Stored data entries
## Start

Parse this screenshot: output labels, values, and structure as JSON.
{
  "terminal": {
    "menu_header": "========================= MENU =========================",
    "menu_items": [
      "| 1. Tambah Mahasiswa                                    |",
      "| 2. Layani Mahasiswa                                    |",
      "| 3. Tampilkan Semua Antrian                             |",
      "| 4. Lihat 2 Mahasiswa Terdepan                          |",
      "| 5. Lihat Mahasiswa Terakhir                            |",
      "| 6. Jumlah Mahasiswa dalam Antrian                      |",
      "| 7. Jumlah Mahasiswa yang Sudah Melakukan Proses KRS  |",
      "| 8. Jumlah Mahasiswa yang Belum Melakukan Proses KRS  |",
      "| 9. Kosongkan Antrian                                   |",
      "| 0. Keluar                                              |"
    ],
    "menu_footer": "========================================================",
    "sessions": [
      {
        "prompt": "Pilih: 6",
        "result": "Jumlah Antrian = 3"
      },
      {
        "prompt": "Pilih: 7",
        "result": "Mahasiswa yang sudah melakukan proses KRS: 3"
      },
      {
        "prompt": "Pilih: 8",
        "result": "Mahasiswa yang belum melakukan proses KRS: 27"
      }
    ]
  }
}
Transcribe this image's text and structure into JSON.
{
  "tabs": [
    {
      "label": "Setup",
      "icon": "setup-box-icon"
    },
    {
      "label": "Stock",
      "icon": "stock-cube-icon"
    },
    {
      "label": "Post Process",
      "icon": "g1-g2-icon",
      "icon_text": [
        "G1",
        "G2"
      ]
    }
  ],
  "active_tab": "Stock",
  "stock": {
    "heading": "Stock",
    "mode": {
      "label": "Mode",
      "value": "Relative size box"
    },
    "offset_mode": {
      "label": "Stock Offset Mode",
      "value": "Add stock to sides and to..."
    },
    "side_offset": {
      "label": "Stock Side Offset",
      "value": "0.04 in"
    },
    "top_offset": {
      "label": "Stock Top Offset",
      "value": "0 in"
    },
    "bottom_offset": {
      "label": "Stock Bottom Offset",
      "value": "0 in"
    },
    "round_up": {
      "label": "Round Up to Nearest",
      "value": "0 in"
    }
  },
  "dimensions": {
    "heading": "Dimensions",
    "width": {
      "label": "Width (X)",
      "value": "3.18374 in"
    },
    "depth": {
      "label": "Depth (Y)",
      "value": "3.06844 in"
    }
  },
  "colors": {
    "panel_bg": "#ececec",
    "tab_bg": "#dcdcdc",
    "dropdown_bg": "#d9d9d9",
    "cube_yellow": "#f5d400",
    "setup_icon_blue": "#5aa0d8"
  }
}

## End

Print the whole listing exactly as it is.

Parse this screenshot: output labels, values, and structure as JSON.
{
  "terminal": {
    "menu_header": "========================= MENU =========================",
    "menu_items": [
      "| 1. Tambah Mahasiswa                                    |",
      "| 2. Layani Mahasiswa                                    |",
      "| 3. Tampilkan Semua Antrian                             |",
      "| 4. Lihat 2 Mahasiswa Terdepan                          |",
      "| 5. Lihat Mahasiswa Terakhir                            |",
      "| 6. Jumlah Mahasiswa dalam Antrian                      |",
      "| 7. Jumlah Mahasiswa yang Sudah Melakukan Proses KRS  |",
      "| 8. Jumlah Mahasiswa yang Belum Melakukan Proses KRS  |",
      "| 9. Kosongkan Antrian                                   |",
      "| 0. Keluar                                              |"
    ],
    "menu_footer": "========================================================",
    "sessions": [
      {
        "prompt": "Pilih: 6",
        "result": "Jumlah Antrian = 3"
      },
      {
        "prompt": "Pilih: 7",
        "result": "Mahasiswa yang sudah melakukan proses KRS: 3"
      },
      {
        "prompt": "Pilih: 8",
        "result": "Mahasiswa yang belum melakukan proses KRS: 27"
      }
    ]
  }
}
Transcribe this image's text and structure into JSON.
{
  "tabs": [
    {
      "label": "Setup",
      "icon": "setup-box-icon"
    },
    {
      "label": "Stock",
      "icon": "stock-cube-icon"
    },
    {
      "label": "Post Process",
      "icon": "g1-g2-icon",
      "icon_text": [
        "G1",
        "G2"
      ]
    }
  ],
  "active_tab": "Stock",
  "stock": {
    "heading": "Stock",
    "mode": {
      "label": "Mode",
      "value": "Relative size box"
    },
    "offset_mode": {
      "label": "Stock Offset Mode",
      "value": "Add stock to sides and to..."
    },
    "side_offset": {
      "label": "Stock Side Offset",
      "value": "0.04 in"
    },
    "top_offset": {
      "label": "Stock Top Offset",
      "value": "0 in"
    },
    "bottom_offset": {
      "label": "Stock Bottom Offset",
      "value": "0 in"
    },
    "round_up": {
      "label": "Round Up to Nearest",
      "value": "0 in"
    }
  },
  "dimensions": {
    "heading": "Dimensions",
    "width": {
      "label": "Width (X)",
      "value": "3.18374 in"
    },
    "depth": {
      "label": "Depth (Y)",
      "value": "3.06844 in"
    }
  },
  "colors": {
    "panel_bg": "#ececec",
    "tab_bg": "#dcdcdc",
    "dropdown_bg": "#d9d9d9",
    "cube_yellow": "#f5d400",
    "setup_icon_blue": "#5aa0d8"
  }
}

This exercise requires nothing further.